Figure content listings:
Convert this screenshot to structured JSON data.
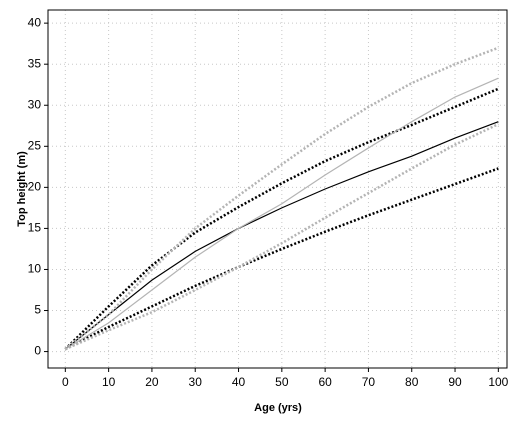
{
  "chart_data": {
    "type": "line",
    "x_label": "Age (yrs)",
    "y_label": "Top height (m)",
    "x": [
      0,
      10,
      20,
      30,
      40,
      50,
      60,
      70,
      80,
      90,
      100
    ],
    "series": [
      {
        "color": "#000000",
        "dotted": false,
        "values": [
          0.3,
          4.5,
          8.7,
          12.2,
          15,
          17.5,
          19.8,
          21.9,
          23.8,
          26,
          28
        ]
      },
      {
        "color": "#000000",
        "dotted": true,
        "values": [
          0.3,
          5.5,
          10.5,
          14.5,
          17.6,
          20.5,
          23.2,
          25.5,
          27.6,
          29.8,
          32
        ]
      },
      {
        "color": "#000000",
        "dotted": true,
        "values": [
          0.3,
          3,
          5.5,
          8,
          10.3,
          12.5,
          14.6,
          16.6,
          18.5,
          20.4,
          22.3
        ]
      },
      {
        "color": "#b4b4b4",
        "dotted": false,
        "values": [
          0.3,
          3.5,
          7.5,
          11.5,
          15,
          18,
          21.5,
          24.8,
          28,
          31,
          33.3
        ]
      },
      {
        "color": "#b4b4b4",
        "dotted": true,
        "values": [
          0.3,
          4.5,
          10,
          15,
          19,
          22.8,
          26.5,
          29.8,
          32.7,
          35,
          37
        ]
      },
      {
        "color": "#b4b4b4",
        "dotted": true,
        "values": [
          0.3,
          2.6,
          4.8,
          7.5,
          10.3,
          13.2,
          16.3,
          19.3,
          22.3,
          25.2,
          27.7
        ]
      }
    ],
    "xlim": [
      -4,
      102
    ],
    "ylim": [
      -2,
      41.6
    ],
    "xticks": [
      0,
      10,
      20,
      30,
      40,
      50,
      60,
      70,
      80,
      90,
      100
    ],
    "yticks": [
      0,
      5,
      10,
      15,
      20,
      25,
      30,
      35,
      40
    ],
    "grid": true
  }
}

§ **TO DO**
Reproduce each entry verbatim, excluding any embedded images.

§ **REPLY**
Convert this screenshot to structured JSON data.
{
  "chart_data": {
    "type": "line",
    "x_label": "Age (yrs)",
    "y_label": "Top height (m)",
    "x": [
      0,
      10,
      20,
      30,
      40,
      50,
      60,
      70,
      80,
      90,
      100
    ],
    "series": [
      {
        "color": "#000000",
        "dotted": false,
        "values": [
          0.3,
          4.5,
          8.7,
          12.2,
          15,
          17.5,
          19.8,
          21.9,
          23.8,
          26,
          28
        ]
      },
      {
        "color": "#000000",
        "dotted": true,
        "values": [
          0.3,
          5.5,
          10.5,
          14.5,
          17.6,
          20.5,
          23.2,
          25.5,
          27.6,
          29.8,
          32
        ]
      },
      {
        "color": "#000000",
        "dotted": true,
        "values": [
          0.3,
          3,
          5.5,
          8,
          10.3,
          12.5,
          14.6,
          16.6,
          18.5,
          20.4,
          22.3
        ]
      },
      {
        "color": "#b4b4b4",
        "dotted": false,
        "values": [
          0.3,
          3.5,
          7.5,
          11.5,
          15,
          18,
          21.5,
          24.8,
          28,
          31,
          33.3
        ]
      },
      {
        "color": "#b4b4b4",
        "dotted": true,
        "values": [
          0.3,
          4.5,
          10,
          15,
          19,
          22.8,
          26.5,
          29.8,
          32.7,
          35,
          37
        ]
      },
      {
        "color": "#b4b4b4",
        "dotted": true,
        "values": [
          0.3,
          2.6,
          4.8,
          7.5,
          10.3,
          13.2,
          16.3,
          19.3,
          22.3,
          25.2,
          27.7
        ]
      }
    ],
    "xlim": [
      -4,
      102
    ],
    "ylim": [
      -2,
      41.6
    ],
    "xticks": [
      0,
      10,
      20,
      30,
      40,
      50,
      60,
      70,
      80,
      90,
      100
    ],
    "yticks": [
      0,
      5,
      10,
      15,
      20,
      25,
      30,
      35,
      40
    ],
    "grid": true
  }
}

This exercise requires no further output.